Written problem:
Determine the number of lines in these entries that hold the word "faqat". Give the number and nothing more.

Stored records:
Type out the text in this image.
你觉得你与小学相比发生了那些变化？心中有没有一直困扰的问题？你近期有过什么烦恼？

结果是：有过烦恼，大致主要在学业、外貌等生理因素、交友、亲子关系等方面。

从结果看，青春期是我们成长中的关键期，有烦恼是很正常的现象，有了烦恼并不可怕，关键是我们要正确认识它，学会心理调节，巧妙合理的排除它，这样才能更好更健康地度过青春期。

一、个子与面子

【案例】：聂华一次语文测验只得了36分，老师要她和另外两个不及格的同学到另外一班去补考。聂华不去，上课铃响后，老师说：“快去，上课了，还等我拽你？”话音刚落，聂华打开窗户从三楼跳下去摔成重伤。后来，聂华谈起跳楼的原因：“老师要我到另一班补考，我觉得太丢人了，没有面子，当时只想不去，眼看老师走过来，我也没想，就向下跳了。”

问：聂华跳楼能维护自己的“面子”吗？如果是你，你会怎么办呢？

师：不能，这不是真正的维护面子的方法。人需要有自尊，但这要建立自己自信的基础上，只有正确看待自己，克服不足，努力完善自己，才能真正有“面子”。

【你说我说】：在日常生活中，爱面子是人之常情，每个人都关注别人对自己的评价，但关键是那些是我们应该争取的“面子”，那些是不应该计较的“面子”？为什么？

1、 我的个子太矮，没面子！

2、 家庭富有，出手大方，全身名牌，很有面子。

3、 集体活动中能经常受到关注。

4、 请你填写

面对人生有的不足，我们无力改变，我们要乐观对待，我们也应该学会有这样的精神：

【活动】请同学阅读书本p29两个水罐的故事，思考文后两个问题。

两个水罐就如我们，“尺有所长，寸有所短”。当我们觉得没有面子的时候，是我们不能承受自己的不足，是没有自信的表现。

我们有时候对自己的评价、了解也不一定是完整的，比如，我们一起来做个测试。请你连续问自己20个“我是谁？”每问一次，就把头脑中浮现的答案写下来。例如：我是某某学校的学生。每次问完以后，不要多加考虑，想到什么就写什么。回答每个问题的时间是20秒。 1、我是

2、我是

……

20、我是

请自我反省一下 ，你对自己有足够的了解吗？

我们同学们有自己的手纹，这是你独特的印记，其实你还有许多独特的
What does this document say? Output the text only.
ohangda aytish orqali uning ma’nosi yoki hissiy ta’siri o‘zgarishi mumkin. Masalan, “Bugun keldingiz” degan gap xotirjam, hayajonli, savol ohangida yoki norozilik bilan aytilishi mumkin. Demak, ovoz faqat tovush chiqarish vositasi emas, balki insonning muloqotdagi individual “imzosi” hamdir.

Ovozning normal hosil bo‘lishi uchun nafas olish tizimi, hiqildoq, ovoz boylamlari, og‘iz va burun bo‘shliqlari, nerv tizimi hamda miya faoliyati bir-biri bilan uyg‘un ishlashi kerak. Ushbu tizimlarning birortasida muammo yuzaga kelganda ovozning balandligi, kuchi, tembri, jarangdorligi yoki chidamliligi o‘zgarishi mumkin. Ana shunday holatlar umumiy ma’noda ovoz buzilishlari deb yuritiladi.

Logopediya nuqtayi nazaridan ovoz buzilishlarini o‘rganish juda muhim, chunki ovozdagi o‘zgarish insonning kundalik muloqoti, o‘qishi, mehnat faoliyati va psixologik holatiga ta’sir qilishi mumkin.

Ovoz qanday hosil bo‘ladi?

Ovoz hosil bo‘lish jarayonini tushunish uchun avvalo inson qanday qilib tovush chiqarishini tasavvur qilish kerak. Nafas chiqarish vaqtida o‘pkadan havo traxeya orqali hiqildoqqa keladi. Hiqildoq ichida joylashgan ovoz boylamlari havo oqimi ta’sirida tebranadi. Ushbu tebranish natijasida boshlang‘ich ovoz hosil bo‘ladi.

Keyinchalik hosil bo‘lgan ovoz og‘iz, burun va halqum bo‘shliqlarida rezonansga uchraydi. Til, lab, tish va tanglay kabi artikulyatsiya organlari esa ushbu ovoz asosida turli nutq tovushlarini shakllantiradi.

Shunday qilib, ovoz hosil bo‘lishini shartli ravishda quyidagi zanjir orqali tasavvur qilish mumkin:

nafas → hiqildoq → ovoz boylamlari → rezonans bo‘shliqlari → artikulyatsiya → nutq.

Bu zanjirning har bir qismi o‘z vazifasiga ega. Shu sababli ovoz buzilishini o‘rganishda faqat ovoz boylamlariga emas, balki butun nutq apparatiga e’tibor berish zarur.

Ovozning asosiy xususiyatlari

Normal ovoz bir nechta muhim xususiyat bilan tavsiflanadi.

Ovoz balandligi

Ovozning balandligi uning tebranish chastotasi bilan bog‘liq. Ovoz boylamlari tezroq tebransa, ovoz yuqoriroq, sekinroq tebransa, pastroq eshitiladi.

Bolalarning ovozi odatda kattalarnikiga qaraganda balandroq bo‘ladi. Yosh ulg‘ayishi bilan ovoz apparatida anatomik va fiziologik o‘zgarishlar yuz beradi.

Written answer:
2